Problem statement: Transcribe each record below word for word.

(Dataset excerpt)
────────

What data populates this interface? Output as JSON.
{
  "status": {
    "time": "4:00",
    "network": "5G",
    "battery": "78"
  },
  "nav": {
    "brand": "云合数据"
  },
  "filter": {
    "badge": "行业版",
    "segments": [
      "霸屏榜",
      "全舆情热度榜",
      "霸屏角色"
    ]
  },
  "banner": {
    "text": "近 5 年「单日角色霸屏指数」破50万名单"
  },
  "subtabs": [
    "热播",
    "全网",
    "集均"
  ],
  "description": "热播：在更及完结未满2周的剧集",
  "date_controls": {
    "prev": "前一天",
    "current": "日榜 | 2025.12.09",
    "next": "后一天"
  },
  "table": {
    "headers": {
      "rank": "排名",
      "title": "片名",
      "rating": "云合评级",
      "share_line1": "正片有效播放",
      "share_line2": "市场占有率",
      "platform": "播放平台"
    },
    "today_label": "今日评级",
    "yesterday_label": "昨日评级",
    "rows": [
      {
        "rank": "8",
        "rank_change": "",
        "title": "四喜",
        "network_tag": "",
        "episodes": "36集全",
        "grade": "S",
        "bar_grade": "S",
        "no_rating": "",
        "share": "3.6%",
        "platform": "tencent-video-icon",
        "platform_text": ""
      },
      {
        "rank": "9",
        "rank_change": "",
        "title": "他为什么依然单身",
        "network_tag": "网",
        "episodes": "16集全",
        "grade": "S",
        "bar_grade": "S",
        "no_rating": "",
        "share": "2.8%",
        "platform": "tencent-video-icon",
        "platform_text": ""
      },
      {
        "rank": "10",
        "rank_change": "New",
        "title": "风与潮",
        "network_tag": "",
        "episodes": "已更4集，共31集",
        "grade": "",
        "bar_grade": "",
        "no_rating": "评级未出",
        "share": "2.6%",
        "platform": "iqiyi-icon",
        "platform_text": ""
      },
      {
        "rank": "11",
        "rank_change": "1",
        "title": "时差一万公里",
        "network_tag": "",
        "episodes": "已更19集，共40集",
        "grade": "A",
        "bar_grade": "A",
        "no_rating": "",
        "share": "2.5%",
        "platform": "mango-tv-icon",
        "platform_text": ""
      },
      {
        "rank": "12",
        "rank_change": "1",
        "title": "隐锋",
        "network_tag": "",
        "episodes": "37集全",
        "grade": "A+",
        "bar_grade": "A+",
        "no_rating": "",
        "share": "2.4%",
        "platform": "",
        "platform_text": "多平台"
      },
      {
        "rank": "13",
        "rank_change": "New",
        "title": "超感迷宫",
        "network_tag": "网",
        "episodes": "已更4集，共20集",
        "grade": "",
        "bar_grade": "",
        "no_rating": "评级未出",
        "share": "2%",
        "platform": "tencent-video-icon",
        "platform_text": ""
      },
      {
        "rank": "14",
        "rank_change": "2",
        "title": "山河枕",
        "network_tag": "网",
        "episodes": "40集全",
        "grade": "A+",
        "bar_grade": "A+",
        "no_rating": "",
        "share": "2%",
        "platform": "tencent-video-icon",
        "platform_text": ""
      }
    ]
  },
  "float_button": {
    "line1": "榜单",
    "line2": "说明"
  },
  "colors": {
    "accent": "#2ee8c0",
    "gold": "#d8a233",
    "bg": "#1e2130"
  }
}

────────

Solution for this task:
What data populates this interface? Output as JSON.
{
  "status": {
    "time": "4:00",
    "network": "5G",
    "battery": "78"
  },
  "nav": {
    "brand": "云合数据"
  },
  "filter": {
    "badge": "行业版",
    "segments": [
      "霸屏榜",
      "全舆情热度榜",
      "霸屏角色"
    ]
  },
  "banner": {
    "text": "近 5 年「单日角色霸屏指数」破50万名单"
  },
  "subtabs": [
    "热播",
    "全网",
    "集均"
  ],
  "description": "热播：在更及完结未满2周的剧集",
  "date_controls": {
    "prev": "前一天",
    "current": "日榜 | 2025.12.09",
    "next": "后一天"
  },
  "table": {
    "headers": {
      "rank": "排名",
      "title": "片名",
      "rating": "云合评级",
      "share_line1": "正片有效播放",
      "share_line2": "市场占有率",
      "platform": "播放平台"
    },
    "today_label": "今日评级",
    "yesterday_label": "昨日评级",
    "rows": [
      {
        "rank": "8",
        "rank_change": "",
        "title": "四喜",
        "network_tag": "",
        "episodes": "36集全",
        "grade": "S",
        "bar_grade": "S",
        "no_rating": "",
        "share": "3.6%",
        "platform": "tencent-video-icon",
        "platform_text": ""
      },
      {
        "rank": "9",
        "rank_change": "",
        "title": "他为什么依然单身",
        "network_tag": "网",
        "episodes": "16集全",
        "grade": "S",
        "bar_grade": "S",
        "no_rating": "",
        "share": "2.8%",
        "platform": "tencent-video-icon",
        "platform_text": ""
      },
      {
        "rank": "10",
        "rank_change": "New",
        "title": "风与潮",
        "network_tag": "",
        "episodes": "已更4集，共31集",
        "grade": "",
        "bar_grade": "",
        "no_rating": "评级未出",
        "share": "2.6%",
        "platform": "iqiyi-icon",
        "platform_text": ""
      },
      {
        "rank": "11",
        "rank_change": "1",
        "title": "时差一万公里",
        "network_tag": "",
        "episodes": "已更19集，共40集",
        "grade": "A",
        "bar_grade": "A",
        "no_rating": "",
        "share": "2.5%",
        "platform": "mango-tv-icon",
        "platform_text": ""
      },
      {
        "rank": "12",
        "rank_change": "1",
        "title": "隐锋",
        "network_tag": "",
        "episodes": "37集全",
        "grade": "A+",
        "bar_grade": "A+",
        "no_rating": "",
        "share": "2.4%",
        "platform": "",
        "platform_text": "多平台"
      },
      {
        "rank": "13",
        "rank_change": "New",
        "title": "超感迷宫",
        "network_tag": "网",
        "episodes": "已更4集，共20集",
        "grade": "",
        "bar_grade": "",
        "no_rating": "评级未出",
        "share": "2%",
        "platform": "tencent-video-icon",
        "platform_text": ""
      },
      {
        "rank": "14",
        "rank_change": "2",
        "title": "山河枕",
        "network_tag": "网",
        "episodes": "40集全",
        "grade": "A+",
        "bar_grade": "A+",
        "no_rating": "",
        "share": "2%",
        "platform": "tencent-video-icon",
        "platform_text": ""
      }
    ]
  },
  "float_button": {
    "line1": "榜单",
    "line2": "说明"
  },
  "colors": {
    "accent": "#2ee8c0",
    "gold": "#d8a233",
    "bg": "#1e2130"
  }
}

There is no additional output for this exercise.